* **Requirements**:
Restate the records in their entirety, word for word.

* **Provided data**:
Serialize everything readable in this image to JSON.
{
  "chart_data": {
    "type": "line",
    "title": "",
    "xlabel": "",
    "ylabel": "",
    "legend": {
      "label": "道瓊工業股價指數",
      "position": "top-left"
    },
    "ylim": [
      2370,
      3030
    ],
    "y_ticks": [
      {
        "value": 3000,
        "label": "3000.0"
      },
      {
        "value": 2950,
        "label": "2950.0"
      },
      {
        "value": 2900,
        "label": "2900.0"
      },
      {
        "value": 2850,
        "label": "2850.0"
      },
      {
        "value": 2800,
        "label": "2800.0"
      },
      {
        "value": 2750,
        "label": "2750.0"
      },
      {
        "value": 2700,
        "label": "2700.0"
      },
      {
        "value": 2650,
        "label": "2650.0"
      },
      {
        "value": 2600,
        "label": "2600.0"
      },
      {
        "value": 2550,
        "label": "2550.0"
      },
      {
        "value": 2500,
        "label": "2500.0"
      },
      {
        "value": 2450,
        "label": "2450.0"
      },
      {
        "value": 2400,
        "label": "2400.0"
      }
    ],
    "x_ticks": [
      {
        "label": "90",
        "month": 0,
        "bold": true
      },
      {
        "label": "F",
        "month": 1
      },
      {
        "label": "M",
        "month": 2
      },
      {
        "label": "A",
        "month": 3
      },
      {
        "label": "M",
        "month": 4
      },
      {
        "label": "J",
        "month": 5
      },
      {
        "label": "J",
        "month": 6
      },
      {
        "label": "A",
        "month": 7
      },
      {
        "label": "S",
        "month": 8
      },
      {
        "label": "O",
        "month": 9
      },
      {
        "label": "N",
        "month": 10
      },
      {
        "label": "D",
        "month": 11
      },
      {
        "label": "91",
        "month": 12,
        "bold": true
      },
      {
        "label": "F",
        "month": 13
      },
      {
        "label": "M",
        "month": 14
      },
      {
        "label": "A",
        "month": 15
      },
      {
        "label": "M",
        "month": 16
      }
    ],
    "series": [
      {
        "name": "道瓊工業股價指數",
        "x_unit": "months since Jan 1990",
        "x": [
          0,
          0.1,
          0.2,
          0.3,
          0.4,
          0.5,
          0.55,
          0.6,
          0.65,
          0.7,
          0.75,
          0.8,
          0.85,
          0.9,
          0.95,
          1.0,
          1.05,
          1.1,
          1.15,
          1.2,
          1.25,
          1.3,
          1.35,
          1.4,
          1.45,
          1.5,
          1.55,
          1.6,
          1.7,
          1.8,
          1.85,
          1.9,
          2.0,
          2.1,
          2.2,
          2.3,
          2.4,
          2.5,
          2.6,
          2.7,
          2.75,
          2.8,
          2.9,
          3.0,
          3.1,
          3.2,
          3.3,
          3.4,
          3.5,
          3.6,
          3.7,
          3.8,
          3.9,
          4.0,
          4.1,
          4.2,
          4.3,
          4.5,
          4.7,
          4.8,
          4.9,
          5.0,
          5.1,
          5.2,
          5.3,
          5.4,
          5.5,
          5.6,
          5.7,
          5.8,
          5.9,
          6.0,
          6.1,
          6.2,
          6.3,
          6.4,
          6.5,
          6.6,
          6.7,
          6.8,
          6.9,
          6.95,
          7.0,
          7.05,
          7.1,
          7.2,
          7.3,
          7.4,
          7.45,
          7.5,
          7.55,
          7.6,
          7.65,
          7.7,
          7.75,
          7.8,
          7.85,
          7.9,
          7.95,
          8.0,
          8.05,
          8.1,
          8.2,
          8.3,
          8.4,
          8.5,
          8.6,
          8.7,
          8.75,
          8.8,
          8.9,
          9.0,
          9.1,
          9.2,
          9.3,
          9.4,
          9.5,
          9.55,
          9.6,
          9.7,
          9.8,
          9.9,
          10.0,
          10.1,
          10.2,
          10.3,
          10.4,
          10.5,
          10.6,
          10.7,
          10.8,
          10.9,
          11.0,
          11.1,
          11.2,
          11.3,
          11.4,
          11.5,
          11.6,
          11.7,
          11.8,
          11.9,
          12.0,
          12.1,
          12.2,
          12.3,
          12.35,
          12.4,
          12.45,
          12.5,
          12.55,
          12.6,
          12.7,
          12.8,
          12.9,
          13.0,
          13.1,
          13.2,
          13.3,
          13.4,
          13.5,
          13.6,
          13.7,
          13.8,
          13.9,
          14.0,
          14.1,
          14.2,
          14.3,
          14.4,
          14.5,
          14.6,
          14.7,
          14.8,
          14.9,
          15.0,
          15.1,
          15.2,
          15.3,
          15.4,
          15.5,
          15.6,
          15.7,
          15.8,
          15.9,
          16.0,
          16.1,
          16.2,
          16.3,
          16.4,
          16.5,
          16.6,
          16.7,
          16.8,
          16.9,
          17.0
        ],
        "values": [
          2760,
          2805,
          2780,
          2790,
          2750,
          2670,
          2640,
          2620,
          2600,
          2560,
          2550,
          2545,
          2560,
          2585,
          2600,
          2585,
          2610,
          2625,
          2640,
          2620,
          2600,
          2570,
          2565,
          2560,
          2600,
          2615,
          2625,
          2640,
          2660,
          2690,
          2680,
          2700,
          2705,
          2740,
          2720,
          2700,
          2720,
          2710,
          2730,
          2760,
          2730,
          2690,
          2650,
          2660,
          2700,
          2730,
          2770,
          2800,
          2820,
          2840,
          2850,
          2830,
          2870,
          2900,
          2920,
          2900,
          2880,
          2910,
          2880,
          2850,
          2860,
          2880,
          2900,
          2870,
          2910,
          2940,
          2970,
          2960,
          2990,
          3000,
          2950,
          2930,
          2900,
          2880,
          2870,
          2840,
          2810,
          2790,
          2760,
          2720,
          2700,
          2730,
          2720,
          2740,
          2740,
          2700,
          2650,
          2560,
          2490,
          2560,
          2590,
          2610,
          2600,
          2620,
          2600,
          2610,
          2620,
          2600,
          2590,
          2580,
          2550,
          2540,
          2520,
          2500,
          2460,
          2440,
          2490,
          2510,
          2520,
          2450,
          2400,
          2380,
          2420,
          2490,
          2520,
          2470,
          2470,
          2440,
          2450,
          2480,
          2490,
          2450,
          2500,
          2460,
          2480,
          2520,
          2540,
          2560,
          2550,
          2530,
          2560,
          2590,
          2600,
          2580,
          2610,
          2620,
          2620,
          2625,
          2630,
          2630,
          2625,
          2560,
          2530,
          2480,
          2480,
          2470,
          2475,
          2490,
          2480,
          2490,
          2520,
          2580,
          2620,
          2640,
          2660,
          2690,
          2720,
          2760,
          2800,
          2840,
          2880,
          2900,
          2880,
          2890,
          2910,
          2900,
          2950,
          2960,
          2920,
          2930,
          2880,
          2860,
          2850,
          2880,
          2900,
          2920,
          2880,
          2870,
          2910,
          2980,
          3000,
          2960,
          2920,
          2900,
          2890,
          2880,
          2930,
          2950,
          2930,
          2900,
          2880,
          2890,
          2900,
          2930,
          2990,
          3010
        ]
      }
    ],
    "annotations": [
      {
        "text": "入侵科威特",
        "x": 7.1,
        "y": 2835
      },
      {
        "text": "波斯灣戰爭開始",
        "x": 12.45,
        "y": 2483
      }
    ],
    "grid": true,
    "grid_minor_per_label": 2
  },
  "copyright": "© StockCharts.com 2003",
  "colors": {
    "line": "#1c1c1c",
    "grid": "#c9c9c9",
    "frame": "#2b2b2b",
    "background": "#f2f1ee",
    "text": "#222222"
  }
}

* **Completed exercise**:
Serialize everything readable in this image to JSON.
{
  "chart_data": {
    "type": "line",
    "title": "",
    "xlabel": "",
    "ylabel": "",
    "legend": {
      "label": "道瓊工業股價指數",
      "position": "top-left"
    },
    "ylim": [
      2370,
      3030
    ],
    "y_ticks": [
      {
        "value": 3000,
        "label": "3000.0"
      },
      {
        "value": 2950,
        "label": "2950.0"
      },
      {
        "value": 2900,
        "label": "2900.0"
      },
      {
        "value": 2850,
        "label": "2850.0"
      },
      {
        "value": 2800,
        "label": "2800.0"
      },
      {
        "value": 2750,
        "label": "2750.0"
      },
      {
        "value": 2700,
        "label": "2700.0"
      },
      {
        "value": 2650,
        "label": "2650.0"
      },
      {
        "value": 2600,
        "label": "2600.0"
      },
      {
        "value": 2550,
        "label": "2550.0"
      },
      {
        "value": 2500,
        "label": "2500.0"
      },
      {
        "value": 2450,
        "label": "2450.0"
      },
      {
        "value": 2400,
        "label": "2400.0"
      }
    ],
    "x_ticks": [
      {
        "label": "90",
        "month": 0,
        "bold": true
      },
      {
        "label": "F",
        "month": 1
      },
      {
        "label": "M",
        "month": 2
      },
      {
        "label": "A",
        "month": 3
      },
      {
        "label": "M",
        "month": 4
      },
      {
        "label": "J",
        "month": 5
      },
      {
        "label": "J",
        "month": 6
      },
      {
        "label": "A",
        "month": 7
      },
      {
        "label": "S",
        "month": 8
      },
      {
        "label": "O",
        "month": 9
      },
      {
        "label": "N",
        "month": 10
      },
      {
        "label": "D",
        "month": 11
      },
      {
        "label": "91",
        "month": 12,
        "bold": true
      },
      {
        "label": "F",
        "month": 13
      },
      {
        "label": "M",
        "month": 14
      },
      {
        "label": "A",
        "month": 15
      },
      {
        "label": "M",
        "month": 16
      }
    ],
    "series": [
      {
        "name": "道瓊工業股價指數",
        "x_unit": "months since Jan 1990",
        "x": [
          0,
          0.1,
          0.2,
          0.3,
          0.4,
          0.5,
          0.55,
          0.6,
          0.65,
          0.7,
          0.75,
          0.8,
          0.85,
          0.9,
          0.95,
          1.0,
          1.05,
          1.1,
          1.15,
          1.2,
          1.25,
          1.3,
          1.35,
          1.4,
          1.45,
          1.5,
          1.55,
          1.6,
          1.7,
          1.8,
          1.85,
          1.9,
          2.0,
          2.1,
          2.2,
          2.3,
          2.4,
          2.5,
          2.6,
          2.7,
          2.75,
          2.8,
          2.9,
          3.0,
          3.1,
          3.2,
          3.3,
          3.4,
          3.5,
          3.6,
          3.7,
          3.8,
          3.9,
          4.0,
          4.1,
          4.2,
          4.3,
          4.5,
          4.7,
          4.8,
          4.9,
          5.0,
          5.1,
          5.2,
          5.3,
          5.4,
          5.5,
          5.6,
          5.7,
          5.8,
          5.9,
          6.0,
          6.1,
          6.2,
          6.3,
          6.4,
          6.5,
          6.6,
          6.7,
          6.8,
          6.9,
          6.95,
          7.0,
          7.05,
          7.1,
          7.2,
          7.3,
          7.4,
          7.45,
          7.5,
          7.55,
          7.6,
          7.65,
          7.7,
          7.75,
          7.8,
          7.85,
          7.9,
          7.95,
          8.0,
          8.05,
          8.1,
          8.2,
          8.3,
          8.4,
          8.5,
          8.6,
          8.7,
          8.75,
          8.8,
          8.9,
          9.0,
          9.1,
          9.2,
          9.3,
          9.4,
          9.5,
          9.55,
          9.6,
          9.7,
          9.8,
          9.9,
          10.0,
          10.1,
          10.2,
          10.3,
          10.4,
          10.5,
          10.6,
          10.7,
          10.8,
          10.9,
          11.0,
          11.1,
          11.2,
          11.3,
          11.4,
          11.5,
          11.6,
          11.7,
          11.8,
          11.9,
          12.0,
          12.1,
          12.2,
          12.3,
          12.35,
          12.4,
          12.45,
          12.5,
          12.55,
          12.6,
          12.7,
          12.8,
          12.9,
          13.0,
          13.1,
          13.2,
          13.3,
          13.4,
          13.5,
          13.6,
          13.7,
          13.8,
          13.9,
          14.0,
          14.1,
          14.2,
          14.3,
          14.4,
          14.5,
          14.6,
          14.7,
          14.8,
          14.9,
          15.0,
          15.1,
          15.2,
          15.3,
          15.4,
          15.5,
          15.6,
          15.7,
          15.8,
          15.9,
          16.0,
          16.1,
          16.2,
          16.3,
          16.4,
          16.5,
          16.6,
          16.7,
          16.8,
          16.9,
          17.0
        ],
        "values": [
          2760,
          2805,
          2780,
          2790,
          2750,
          2670,
          2640,
          2620,
          2600,
          2560,
          2550,
          2545,
          2560,
          2585,
          2600,
          2585,
          2610,
          2625,
          2640,
          2620,
          2600,
          2570,
          2565,
          2560,
          2600,
          2615,
          2625,
          2640,
          2660,
          2690,
          2680,
          2700,
          2705,
          2740,
          2720,
          2700,
          2720,
          2710,
          2730,
          2760,
          2730,
          2690,
          2650,
          2660,
          2700,
          2730,
          2770,
          2800,
          2820,
          2840,
          2850,
          2830,
          2870,
          2900,
          2920,
          2900,
          2880,
          2910,
          2880,
          2850,
          2860,
          2880,
          2900,
          2870,
          2910,
          2940,
          2970,
          2960,
          2990,
          3000,
          2950,
          2930,
          2900,
          2880,
          2870,
          2840,
          2810,
          2790,
          2760,
          2720,
          2700,
          2730,
          2720,
          2740,
          2740,
          2700,
          2650,
          2560,
          2490,
          2560,
          2590,
          2610,
          2600,
          2620,
          2600,
          2610,
          2620,
          2600,
          2590,
          2580,
          2550,
          2540,
          2520,
          2500,
          2460,
          2440,
          2490,
          2510,
          2520,
          2450,
          2400,
          2380,
          2420,
          2490,
          2520,
          2470,
          2470,
          2440,
          2450,
          2480,
          2490,
          2450,
          2500,
          2460,
          2480,
          2520,
          2540,
          2560,
          2550,
          2530,
          2560,
          2590,
          2600,
          2580,
          2610,
          2620,
          2620,
          2625,
          2630,
          2630,
          2625,
          2560,
          2530,
          2480,
          2480,
          2470,
          2475,
          2490,
          2480,
          2490,
          2520,
          2580,
          2620,
          2640,
          2660,
          2690,
          2720,
          2760,
          2800,
          2840,
          2880,
          2900,
          2880,
          2890,
          2910,
          2900,
          2950,
          2960,
          2920,
          2930,
          2880,
          2860,
          2850,
          2880,
          2900,
          2920,
          2880,
          2870,
          2910,
          2980,
          3000,
          2960,
          2920,
          2900,
          2890,
          2880,
          2930,
          2950,
          2930,
          2900,
          2880,
          2890,
          2900,
          2930,
          2990,
          3010
        ]
      }
    ],
    "annotations": [
      {
        "text": "入侵科威特",
        "x": 7.1,
        "y": 2835
      },
      {
        "text": "波斯灣戰爭開始",
        "x": 12.45,
        "y": 2483
      }
    ],
    "grid": true,
    "grid_minor_per_label": 2
  },
  "copyright": "© StockCharts.com 2003",
  "colors": {
    "line": "#1c1c1c",
    "grid": "#c9c9c9",
    "frame": "#2b2b2b",
    "background": "#f2f1ee",
    "text": "#222222"
  }
}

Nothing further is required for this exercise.